### Instructions for the task
Copy, in full, each line of the material that holds the word "which".

### Dataset content
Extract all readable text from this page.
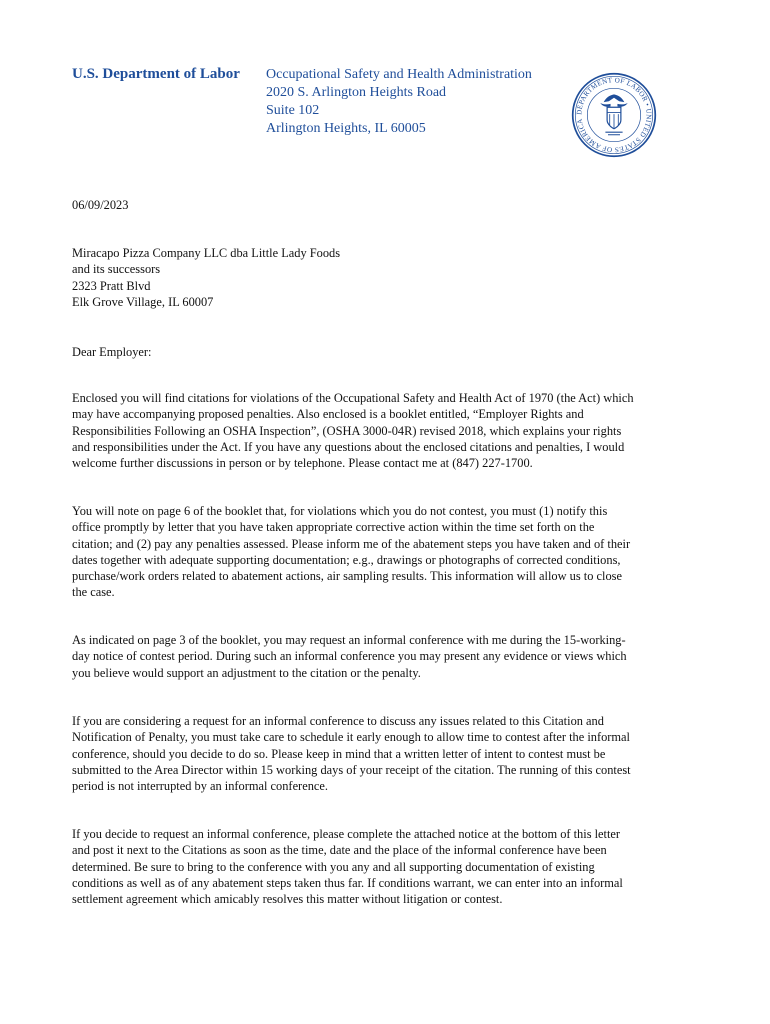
U.S. Department of Labor Occupational Safety and Health Administration
2020 S. Arlington Heights Road
Suite 102
Arlington Heights, IL 60005
DEPARTMENT OF LABOR • UNITED STATES OF AMERICA
06/09/2023
Miracapo Pizza Company LLC dba Little Lady Foods
and its successors
2323 Pratt Blvd
Elk Grove Village, IL 60007
Dear Employer:
Enclosed you will find citations for violations of the Occupational Safety and Health Act of 1970 (the Act) which
may have accompanying proposed penalties. Also enclosed is a booklet entitled, “Employer Rights and
Responsibilities Following an OSHA Inspection”, (OSHA 3000-04R) revised 2018, which explains your rights
and responsibilities under the Act. If you have any questions about the enclosed citations and penalties, I would
welcome further discussions in person or by telephone. Please contact me at (847) 227-1700.
You will note on page 6 of the booklet that, for violations which you do not contest, you must (1) notify this
office promptly by letter that you have taken appropriate corrective action within the time set forth on the
citation; and (2) pay any penalties assessed. Please inform me of the abatement steps you have taken and of their
dates together with adequate supporting documentation; e.g., drawings or photographs of corrected conditions,
purchase/work orders related to abatement actions, air sampling results. This information will allow us to close
the case.
As indicated on page 3 of the booklet, you may request an informal conference with me during the 15-working-
day notice of contest period. During such an informal conference you may present any evidence or views which
you believe would support an adjustment to the citation or the penalty.
If you are considering a request for an informal conference to discuss any issues related to this Citation and
Notification of Penalty, you must take care to schedule it early enough to allow time to contest after the informal
conference, should you decide to do so. Please keep in mind that a written letter of intent to contest must be
submitted to the Area Director within 15 working days of your receipt of the citation. The running of this contest
period is not interrupted by an informal conference.
If you decide to request an informal conference, please complete the attached notice at the bottom of this letter
and post it next to the Citations as soon as the time, date and the place of the informal conference have been
determined. Be sure to bring to the conference with you any and all supporting documentation of existing
conditions as well as of any abatement steps taken thus far. If conditions warrant, we can enter into an informal
settlement agreement which amicably resolves this matter without litigation or contest.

### Exercise response
Enclosed you will find citations for violations of the Occupational Safety and Health Act of 1970 (the Act) which
Responsibilities Following an OSHA Inspection”, (OSHA 3000-04R) revised 2018, which explains your rights
You will note on page 6 of the booklet that, for violations which you do not contest, you must (1) notify this
day notice of contest period. During such an informal conference you may present any evidence or views which
settlement agreement which amicably resolves this matter without litigation or contest.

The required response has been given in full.